- _The problem_: Extract each line of the material that follows exactly and omit its pictures.

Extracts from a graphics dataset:
::::::::

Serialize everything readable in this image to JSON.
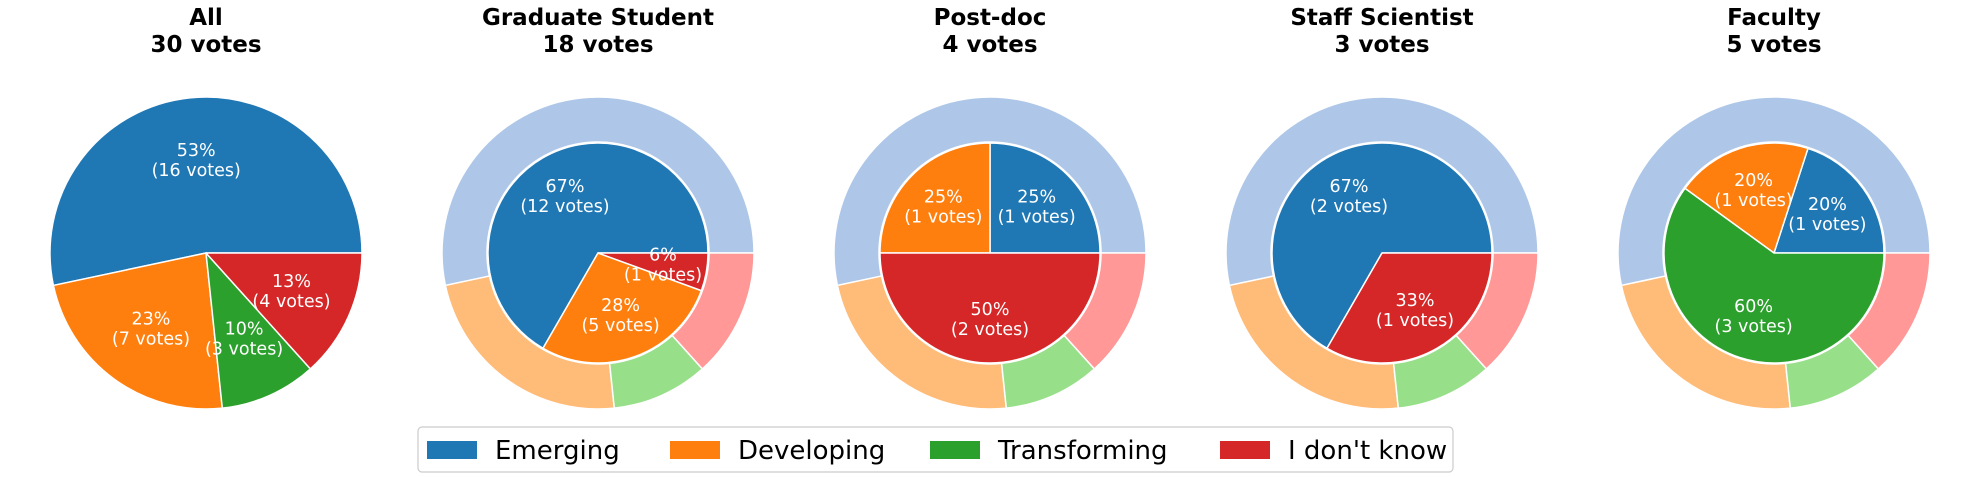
{
  "colors": {
    "Emerging": {
      "inner": "#1f77b4",
      "outer": "#aec7e8"
    },
    "Developing": {
      "inner": "#ff7f0e",
      "outer": "#ffbb78"
    },
    "Transforming": {
      "inner": "#2ca02c",
      "outer": "#98df8a"
    },
    "I don't know": {
      "inner": "#d62728",
      "outer": "#ff9896"
    }
  },
  "legend": {
    "items": [
      "Emerging",
      "Developing",
      "Transforming",
      "I don't know"
    ],
    "placement": "bottom-center"
  },
  "chart_data": [
    {
      "type": "pie",
      "title": "All",
      "subtitle": "30 votes",
      "categories": [
        "Emerging",
        "Developing",
        "Transforming",
        "I don't know"
      ],
      "values": [
        16,
        7,
        3,
        4
      ],
      "labels": [
        "53%\n(16 votes)",
        "23%\n(7 votes)",
        "10%\n(3 votes)",
        "13%\n(4 votes)"
      ]
    },
    {
      "type": "pie",
      "title": "Graduate Student",
      "subtitle": "18 votes",
      "categories": [
        "Emerging",
        "Developing",
        "Transforming",
        "I don't know"
      ],
      "values": [
        12,
        5,
        0,
        1
      ],
      "labels": [
        "67%\n(12 votes)",
        "28%\n(5 votes)",
        "",
        "6%\n(1 votes)"
      ],
      "overall_ring": [
        16,
        7,
        3,
        4
      ]
    },
    {
      "type": "pie",
      "title": "Post-doc",
      "subtitle": "4 votes",
      "categories": [
        "Emerging",
        "Developing",
        "Transforming",
        "I don't know"
      ],
      "values": [
        1,
        1,
        0,
        2
      ],
      "labels": [
        "25%\n(1 votes)",
        "25%\n(1 votes)",
        "",
        "50%\n(2 votes)"
      ],
      "overall_ring": [
        16,
        7,
        3,
        4
      ]
    },
    {
      "type": "pie",
      "title": "Staff Scientist",
      "subtitle": "3 votes",
      "categories": [
        "Emerging",
        "Developing",
        "Transforming",
        "I don't know"
      ],
      "values": [
        2,
        0,
        0,
        1
      ],
      "labels": [
        "67%\n(2 votes)",
        "",
        "",
        "33%\n(1 votes)"
      ],
      "overall_ring": [
        16,
        7,
        3,
        4
      ]
    },
    {
      "type": "pie",
      "title": "Faculty",
      "subtitle": "5 votes",
      "categories": [
        "Emerging",
        "Developing",
        "Transforming",
        "I don't know"
      ],
      "values": [
        1,
        1,
        3,
        0
      ],
      "labels": [
        "20%\n(1 votes)",
        "20%\n(1 votes)",
        "60%\n(3 votes)",
        ""
      ],
      "overall_ring": [
        16,
        7,
        3,
        4
      ]
    }
  ]
}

::::::::

- _Output of the task_:
Serialize everything readable in this image to JSON.
{
  "colors": {
    "Emerging": {
      "inner": "#1f77b4",
      "outer": "#aec7e8"
    },
    "Developing": {
      "inner": "#ff7f0e",
      "outer": "#ffbb78"
    },
    "Transforming": {
      "inner": "#2ca02c",
      "outer": "#98df8a"
    },
    "I don't know": {
      "inner": "#d62728",
      "outer": "#ff9896"
    }
  },
  "legend": {
    "items": [
      "Emerging",
      "Developing",
      "Transforming",
      "I don't know"
    ],
    "placement": "bottom-center"
  },
  "chart_data": [
    {
      "type": "pie",
      "title": "All",
      "subtitle": "30 votes",
      "categories": [
        "Emerging",
        "Developing",
        "Transforming",
        "I don't know"
      ],
      "values": [
        16,
        7,
        3,
        4
      ],
      "labels": [
        "53%\n(16 votes)",
        "23%\n(7 votes)",
        "10%\n(3 votes)",
        "13%\n(4 votes)"
      ]
    },
    {
      "type": "pie",
      "title": "Graduate Student",
      "subtitle": "18 votes",
      "categories": [
        "Emerging",
        "Developing",
        "Transforming",
        "I don't know"
      ],
      "values": [
        12,
        5,
        0,
        1
      ],
      "labels": [
        "67%\n(12 votes)",
        "28%\n(5 votes)",
        "",
        "6%\n(1 votes)"
      ],
      "overall_ring": [
        16,
        7,
        3,
        4
      ]
    },
    {
      "type": "pie",
      "title": "Post-doc",
      "subtitle": "4 votes",
      "categories": [
        "Emerging",
        "Developing",
        "Transforming",
        "I don't know"
      ],
      "values": [
        1,
        1,
        0,
        2
      ],
      "labels": [
        "25%\n(1 votes)",
        "25%\n(1 votes)",
        "",
        "50%\n(2 votes)"
      ],
      "overall_ring": [
        16,
        7,
        3,
        4
      ]
    },
    {
      "type": "pie",
      "title": "Staff Scientist",
      "subtitle": "3 votes",
      "categories": [
        "Emerging",
        "Developing",
        "Transforming",
        "I don't know"
      ],
      "values": [
        2,
        0,
        0,
        1
      ],
      "labels": [
        "67%\n(2 votes)",
        "",
        "",
        "33%\n(1 votes)"
      ],
      "overall_ring": [
        16,
        7,
        3,
        4
      ]
    },
    {
      "type": "pie",
      "title": "Faculty",
      "subtitle": "5 votes",
      "categories": [
        "Emerging",
        "Developing",
        "Transforming",
        "I don't know"
      ],
      "values": [
        1,
        1,
        3,
        0
      ],
      "labels": [
        "20%\n(1 votes)",
        "20%\n(1 votes)",
        "60%\n(3 votes)",
        ""
      ],
      "overall_ring": [
        16,
        7,
        3,
        4
      ]
    }
  ]
}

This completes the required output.